**Data to process:**
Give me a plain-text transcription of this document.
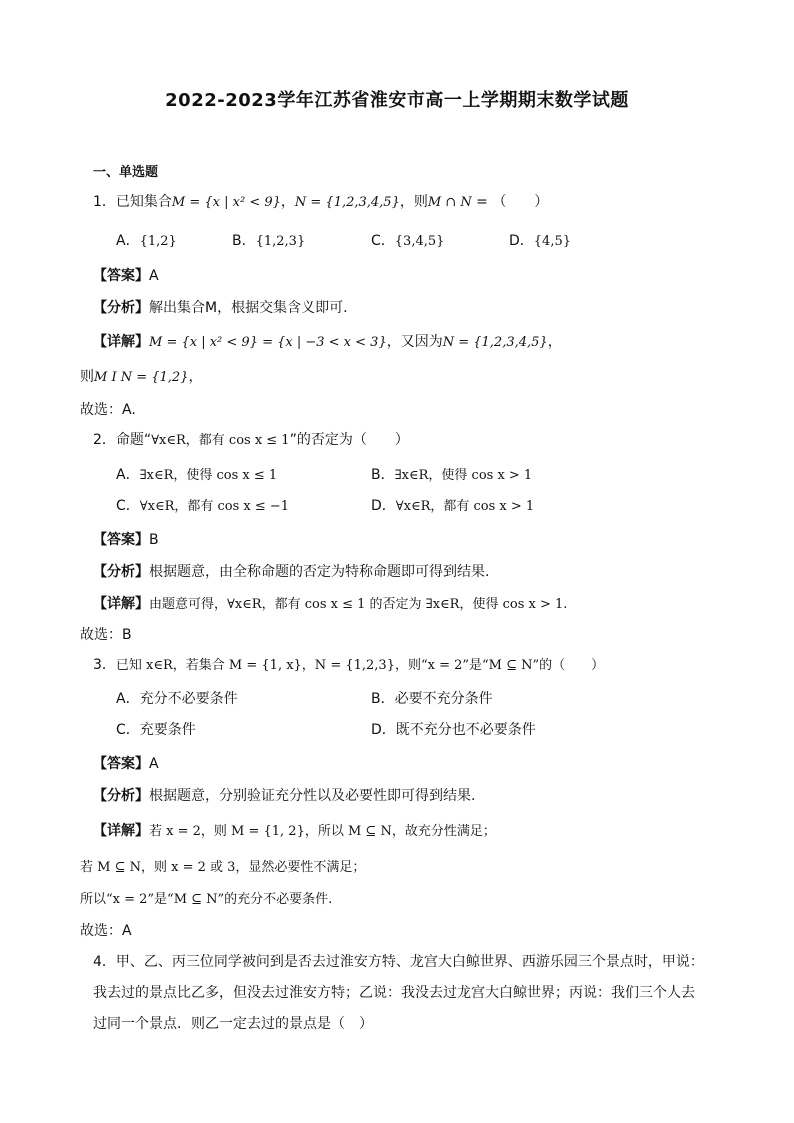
2022-2023学年江苏省淮安市高一上学期期末数学试题
一、单选题
1．已知集合M = {x | x² < 9}，N = {1,2,3,4,5}，则M ∩ N = （　　）
A．{1,2}	B．{1,2,3}	C．{3,4,5}	D．{4,5}
【答案】A
【分析】解出集合M，根据交集含义即可.
【详解】M = {x | x² < 9} = {x | −3 < x < 3}，又因为N = {1,2,3,4,5}，
则M I N = {1,2}，
故选：A.
2．命题“∀x∈R，都有 cos x ≤ 1”的否定为（　　）
A．∃x∈R，使得 cos x ≤ 1	B．∃x∈R，使得 cos x > 1
C．∀x∈R，都有 cos x ≤ −1	D．∀x∈R，都有 cos x > 1
【答案】B
【分析】根据题意，由全称命题的否定为特称命题即可得到结果.
【详解】由题意可得，∀x∈R，都有 cos x ≤ 1 的否定为 ∃x∈R，使得 cos x > 1.
故选：B
3．已知 x∈R，若集合 M = {1, x}，N = {1,2,3}，则“x = 2”是“M ⊆ N”的（　　）
A．充分不必要条件	B．必要不充分条件
C．充要条件	D．既不充分也不必要条件
【答案】A
【分析】根据题意，分别验证充分性以及必要性即可得到结果.
【详解】若 x = 2，则 M = {1, 2}，所以 M ⊆ N，故充分性满足；
若 M ⊆ N，则 x = 2 或 3，显然必要性不满足；
所以“x = 2”是“M ⊆ N”的充分不必要条件.
故选：A
4．甲、乙、丙三位同学被问到是否去过淮安方特、龙宫大白鲸世界、西游乐园三个景点时，甲说：
我去过的景点比乙多，但没去过淮安方特；乙说：我没去过龙宫大白鲸世界；丙说：我们三个人去
过同一个景点．则乙一定去过的景点是（　）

**Exercise details:** Omit all pictures while transcribing the entries verbatim.

**Written solution:**
Give me a plain-text transcription of this document.
2022-2023学年江苏省淮安市高一上学期期末数学试题
一、单选题
1．已知集合M = {x | x² < 9}，N = {1,2,3,4,5}，则M ∩ N = （　　）
A．{1,2}	B．{1,2,3}	C．{3,4,5}	D．{4,5}
【答案】A
【分析】解出集合M，根据交集含义即可.
【详解】M = {x | x² < 9} = {x | −3 < x < 3}，又因为N = {1,2,3,4,5}，
则M I N = {1,2}，
故选：A.
2．命题“∀x∈R，都有 cos x ≤ 1”的否定为（　　）
A．∃x∈R，使得 cos x ≤ 1	B．∃x∈R，使得 cos x > 1
C．∀x∈R，都有 cos x ≤ −1	D．∀x∈R，都有 cos x > 1
【答案】B
【分析】根据题意，由全称命题的否定为特称命题即可得到结果.
【详解】由题意可得，∀x∈R，都有 cos x ≤ 1 的否定为 ∃x∈R，使得 cos x > 1.
故选：B
3．已知 x∈R，若集合 M = {1, x}，N = {1,2,3}，则“x = 2”是“M ⊆ N”的（　　）
A．充分不必要条件	B．必要不充分条件
C．充要条件	D．既不充分也不必要条件
【答案】A
【分析】根据题意，分别验证充分性以及必要性即可得到结果.
【详解】若 x = 2，则 M = {1, 2}，所以 M ⊆ N，故充分性满足；
若 M ⊆ N，则 x = 2 或 3，显然必要性不满足；
所以“x = 2”是“M ⊆ N”的充分不必要条件.
故选：A
4．甲、乙、丙三位同学被问到是否去过淮安方特、龙宫大白鲸世界、西游乐园三个景点时，甲说：
我去过的景点比乙多，但没去过淮安方特；乙说：我没去过龙宫大白鲸世界；丙说：我们三个人去
过同一个景点．则乙一定去过的景点是（　）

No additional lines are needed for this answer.